--- BEGIN Entries provided ---

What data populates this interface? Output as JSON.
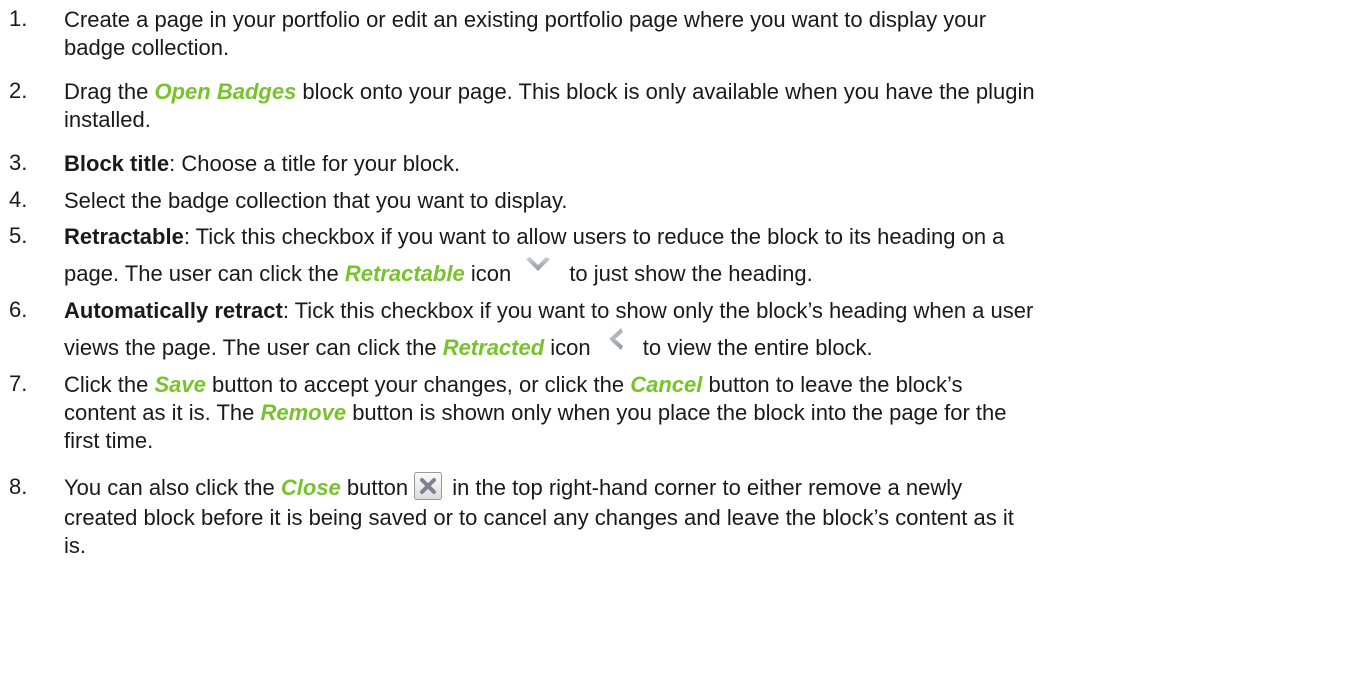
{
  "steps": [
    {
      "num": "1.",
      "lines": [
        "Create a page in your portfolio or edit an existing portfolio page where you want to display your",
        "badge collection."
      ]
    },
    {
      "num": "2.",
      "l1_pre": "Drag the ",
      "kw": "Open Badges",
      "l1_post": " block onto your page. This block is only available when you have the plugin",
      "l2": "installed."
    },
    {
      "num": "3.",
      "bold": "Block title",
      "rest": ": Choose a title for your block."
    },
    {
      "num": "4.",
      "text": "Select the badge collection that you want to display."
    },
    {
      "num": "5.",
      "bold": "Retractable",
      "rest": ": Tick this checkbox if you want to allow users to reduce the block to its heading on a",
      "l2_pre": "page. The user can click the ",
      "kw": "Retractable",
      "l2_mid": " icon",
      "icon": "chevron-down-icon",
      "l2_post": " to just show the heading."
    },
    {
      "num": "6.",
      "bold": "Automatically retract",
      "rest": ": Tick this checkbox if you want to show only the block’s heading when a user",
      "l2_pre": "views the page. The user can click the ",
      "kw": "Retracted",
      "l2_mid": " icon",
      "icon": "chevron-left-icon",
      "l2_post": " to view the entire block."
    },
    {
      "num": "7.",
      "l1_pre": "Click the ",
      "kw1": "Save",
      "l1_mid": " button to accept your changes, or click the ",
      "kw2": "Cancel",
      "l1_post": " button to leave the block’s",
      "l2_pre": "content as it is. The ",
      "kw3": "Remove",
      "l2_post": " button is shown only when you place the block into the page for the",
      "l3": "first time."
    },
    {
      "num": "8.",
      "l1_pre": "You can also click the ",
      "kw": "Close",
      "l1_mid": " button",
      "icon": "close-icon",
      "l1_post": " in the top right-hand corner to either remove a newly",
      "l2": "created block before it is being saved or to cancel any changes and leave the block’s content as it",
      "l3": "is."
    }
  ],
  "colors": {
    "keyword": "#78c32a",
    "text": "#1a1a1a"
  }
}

--- END Entries provided ---

→ Given problem
Locate and copy each line in the data above that includes the word "rest".

→ Output of the exercise
      "rest": ": Choose a title for your block."
      "rest": ": Tick this checkbox if you want to allow users to reduce the block to its heading on a",
      "rest": ": Tick this checkbox if you want to show only the block’s heading when a user",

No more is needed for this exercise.